Start of DATA PROVIDED
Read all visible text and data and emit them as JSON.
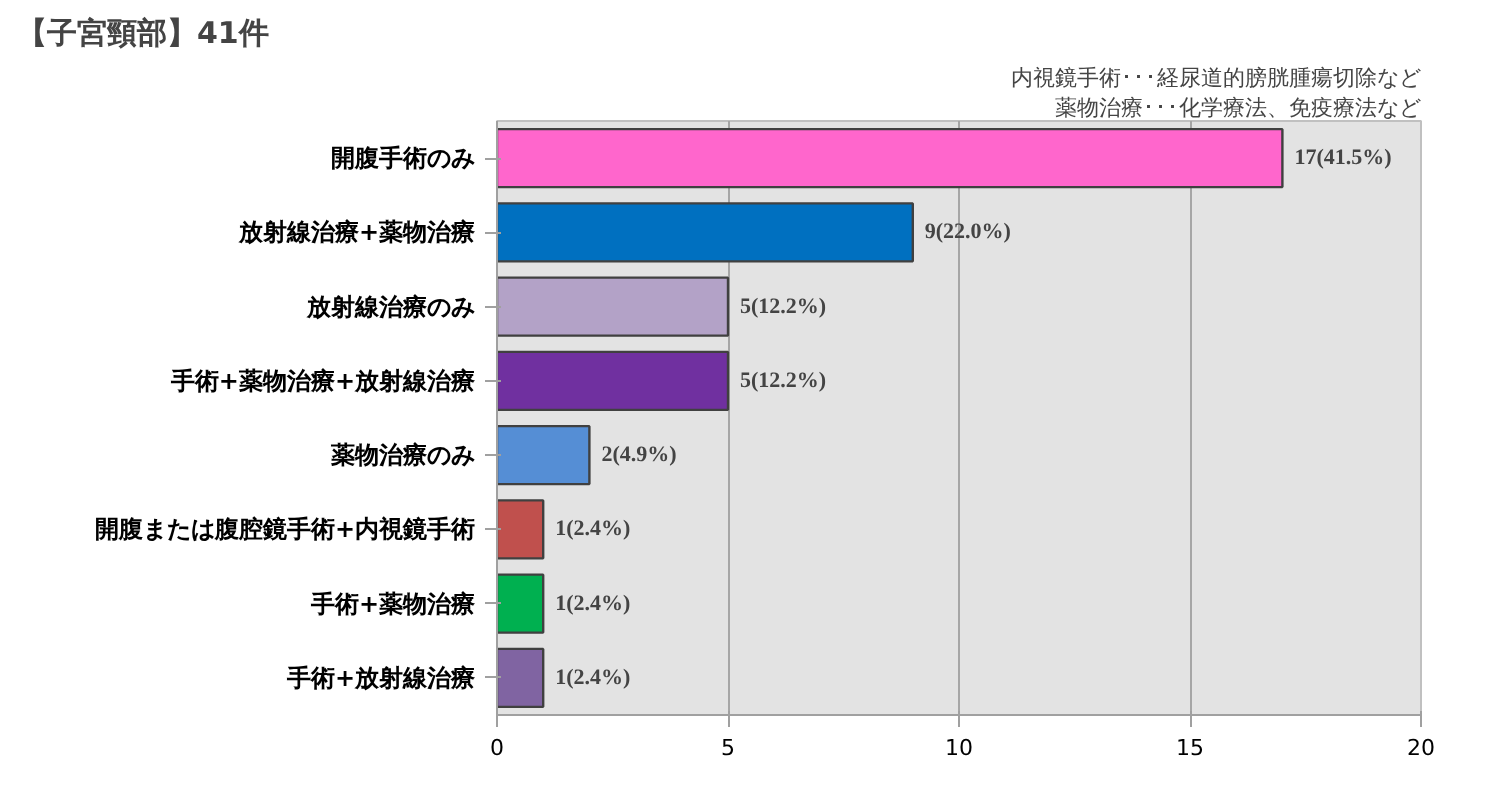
{
  "chart_data": {
    "type": "bar",
    "orientation": "horizontal",
    "title": "【子宮頸部】41件",
    "annotations": [
      "内視鏡手術･･･経尿道的膀胱腫瘍切除など",
      "薬物治療･･･化学療法、免疫療法など"
    ],
    "categories": [
      "開腹手術のみ",
      "放射線治療+薬物治療",
      "放射線治療のみ",
      "手術+薬物治療+放射線治療",
      "薬物治療のみ",
      "開腹または腹腔鏡手術+内視鏡手術",
      "手術+薬物治療",
      "手術+放射線治療"
    ],
    "values": [
      17,
      9,
      5,
      5,
      2,
      1,
      1,
      1
    ],
    "colors": [
      "#ff66cc",
      "#0070c0",
      "#b3a2c7",
      "#7030a0",
      "#558ed5",
      "#c0504d",
      "#00b050",
      "#8064a2"
    ],
    "value_labels": [
      "17(41.5%)",
      "9(22.0%)",
      "5(12.2%)",
      "5(12.2%)",
      "2(4.9%)",
      "1(2.4%)",
      "1(2.4%)",
      "1(2.4%)"
    ],
    "xlim": [
      0,
      20
    ],
    "xticks": [
      0,
      5,
      10,
      15,
      20
    ],
    "grid": "x"
  }
}
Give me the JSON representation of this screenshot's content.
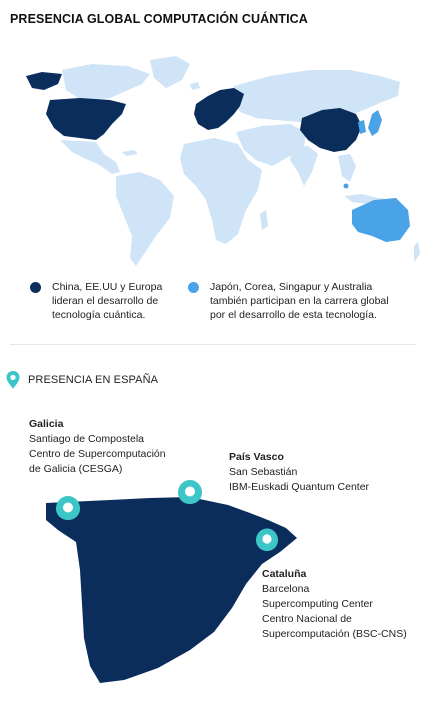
{
  "title": "PRESENCIA GLOBAL COMPUTACIÓN CUÁNTICA",
  "colors": {
    "leader": "#0b2d5b",
    "participant": "#4aa3e6",
    "land": "#cfe4f6",
    "pin": "#3cc6c8"
  },
  "legend": {
    "leaders": {
      "line1": "China, EE.UU y Europa",
      "line2": "lideran el desarrollo de",
      "line3": "tecnología cuántica."
    },
    "participants": {
      "line1": "Japón, Corea, Singapur y Australia",
      "line2": "también participan en la carrera global",
      "line3": "por el desarrollo de esta tecnología."
    }
  },
  "spain_section": {
    "header": "PRESENCIA EN ESPAÑA",
    "pin_icon": "map-pin-icon"
  },
  "locations": {
    "galicia": {
      "name": "Galicia",
      "line1": "Santiago de Compostela",
      "line2": "Centro de Supercomputación",
      "line3": "de Galicia (CESGA)"
    },
    "pais_vasco": {
      "name": "País Vasco",
      "line1": "San Sebastián",
      "line2": "IBM-Euskadi Quantum Center"
    },
    "cataluna": {
      "name": "Cataluña",
      "line1": "Barcelona",
      "line2": "Supercomputing Center",
      "line3": "Centro Nacional de",
      "line4": "Supercomputación (BSC-CNS)"
    }
  }
}
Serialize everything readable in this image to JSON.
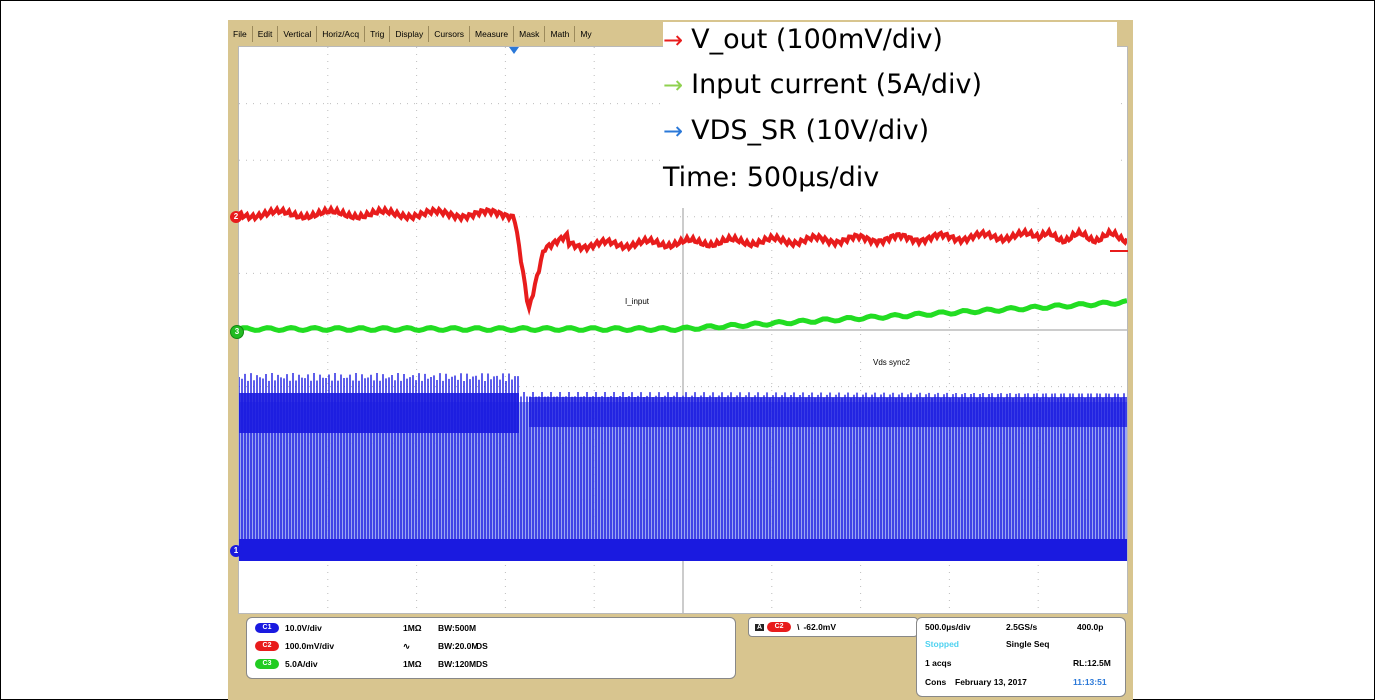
{
  "menu": {
    "items": [
      "File",
      "Edit",
      "Vertical",
      "Horiz/Acq",
      "Trig",
      "Display",
      "Cursors",
      "Measure",
      "Mask",
      "Math",
      "My"
    ]
  },
  "legend": {
    "vout": "V_out (100mV/div)",
    "input_current": "Input current (5A/div)",
    "vds_sr": "VDS_SR (10V/div)",
    "time": "Time: 500µs/div",
    "arrow_glyph": "→"
  },
  "colors": {
    "vout": "#e81c1c",
    "input_current": "#22dd22",
    "vds_sr": "#1a1ae0",
    "arrow_green": "#8fd14f",
    "arrow_blue": "#2a78d8"
  },
  "traces": {
    "input_label": "I_input",
    "vds_label": "Vds sync2"
  },
  "channel_markers": {
    "c2": "2",
    "c3": "3",
    "c1": "1"
  },
  "channels": [
    {
      "badge": "C1",
      "scale": "10.0V/div",
      "coupling": "1MΩ",
      "bw": "BW:500M",
      "ds": ""
    },
    {
      "badge": "C2",
      "scale": "100.0mV/div",
      "coupling": "∿",
      "bw": "BW:20.0M",
      "ds": "DS"
    },
    {
      "badge": "C3",
      "scale": "5.0A/div",
      "coupling": "1MΩ",
      "bw": "BW:120M",
      "ds": "DS"
    }
  ],
  "trigger": {
    "source_tag": "A",
    "channel_badge": "C2",
    "slope_glyph": "\\",
    "level": "-62.0mV"
  },
  "acquisition": {
    "timebase": "500.0µs/div",
    "sample_rate": "2.5GS/s",
    "resolution": "400.0p",
    "state": "Stopped",
    "mode": "Single Seq",
    "acqs": "1 acqs",
    "record_length": "RL:12.5M",
    "cons": "Cons",
    "date": "February 13, 2017",
    "time": "11:13:51"
  }
}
End of DATA PROVIDED
> PROBLEM:
Each record above should come back exactly the same, only without its pictures.

> OUTPUT BELOW:
Read all visible text and data and emit them as JSON.
{
  "chart_data": {
    "type": "bar",
    "orientation": "horizontal",
    "title": "【子宮頸部】41件",
    "annotations": [
      "内視鏡手術･･･経尿道的膀胱腫瘍切除など",
      "薬物治療･･･化学療法、免疫療法など"
    ],
    "categories": [
      "開腹手術のみ",
      "放射線治療+薬物治療",
      "放射線治療のみ",
      "手術+薬物治療+放射線治療",
      "薬物治療のみ",
      "開腹または腹腔鏡手術+内視鏡手術",
      "手術+薬物治療",
      "手術+放射線治療"
    ],
    "values": [
      17,
      9,
      5,
      5,
      2,
      1,
      1,
      1
    ],
    "colors": [
      "#ff66cc",
      "#0070c0",
      "#b3a2c7",
      "#7030a0",
      "#558ed5",
      "#c0504d",
      "#00b050",
      "#8064a2"
    ],
    "value_labels": [
      "17(41.5%)",
      "9(22.0%)",
      "5(12.2%)",
      "5(12.2%)",
      "2(4.9%)",
      "1(2.4%)",
      "1(2.4%)",
      "1(2.4%)"
    ],
    "xlim": [
      0,
      20
    ],
    "xticks": [
      0,
      5,
      10,
      15,
      20
    ],
    "grid": "x"
  }
}
Give me the JSON representation of this screenshot's content.
{
  "title": "PRESENCIA GLOBAL COMPUTACIÓN CUÁNTICA",
  "colors": {
    "leader": "#0b2d5b",
    "participant": "#4aa3e6",
    "land": "#cfe4f6",
    "pin": "#3cc6c8"
  },
  "legend": {
    "leaders": {
      "line1": "China, EE.UU y Europa",
      "line2": "lideran el desarrollo de",
      "line3": "tecnología cuántica."
    },
    "participants": {
      "line1": "Japón, Corea, Singapur y Australia",
      "line2": "también participan en la carrera global",
      "line3": "por el desarrollo de esta tecnología."
    }
  },
  "spain_section": {
    "header": "PRESENCIA EN ESPAÑA",
    "pin_icon": "map-pin-icon"
  },
  "locations": {
    "galicia": {
      "name": "Galicia",
      "line1": "Santiago de Compostela",
      "line2": "Centro de Supercomputación",
      "line3": "de Galicia (CESGA)"
    },
    "pais_vasco": {
      "name": "País Vasco",
      "line1": "San Sebastián",
      "line2": "IBM-Euskadi Quantum Center"
    },
    "cataluna": {
      "name": "Cataluña",
      "line1": "Barcelona",
      "line2": "Supercomputing Center",
      "line3": "Centro Nacional de",
      "line4": "Supercomputación (BSC-CNS)"
    }
  }
}
Serialize everything readable in this image to JSON.
{
  "menu": {
    "items": [
      "File",
      "Edit",
      "Vertical",
      "Horiz/Acq",
      "Trig",
      "Display",
      "Cursors",
      "Measure",
      "Mask",
      "Math",
      "My"
    ]
  },
  "legend": {
    "vout": "V_out (100mV/div)",
    "input_current": "Input current (5A/div)",
    "vds_sr": "VDS_SR (10V/div)",
    "time": "Time: 500µs/div",
    "arrow_glyph": "→"
  },
  "colors": {
    "vout": "#e81c1c",
    "input_current": "#22dd22",
    "vds_sr": "#1a1ae0",
    "arrow_green": "#8fd14f",
    "arrow_blue": "#2a78d8"
  },
  "traces": {
    "input_label": "I_input",
    "vds_label": "Vds sync2"
  },
  "channel_markers": {
    "c2": "2",
    "c3": "3",
    "c1": "1"
  },
  "channels": [
    {
      "badge": "C1",
      "scale": "10.0V/div",
      "coupling": "1MΩ",
      "bw": "BW:500M",
      "ds": ""
    },
    {
      "badge": "C2",
      "scale": "100.0mV/div",
      "coupling": "∿",
      "bw": "BW:20.0M",
      "ds": "DS"
    },
    {
      "badge": "C3",
      "scale": "5.0A/div",
      "coupling": "1MΩ",
      "bw": "BW:120M",
      "ds": "DS"
    }
  ],
  "trigger": {
    "source_tag": "A",
    "channel_badge": "C2",
    "slope_glyph": "\\",
    "level": "-62.0mV"
  },
  "acquisition": {
    "timebase": "500.0µs/div",
    "sample_rate": "2.5GS/s",
    "resolution": "400.0p",
    "state": "Stopped",
    "mode": "Single Seq",
    "acqs": "1 acqs",
    "record_length": "RL:12.5M",
    "cons": "Cons",
    "date": "February 13, 2017",
    "time": "11:13:51"
  }
}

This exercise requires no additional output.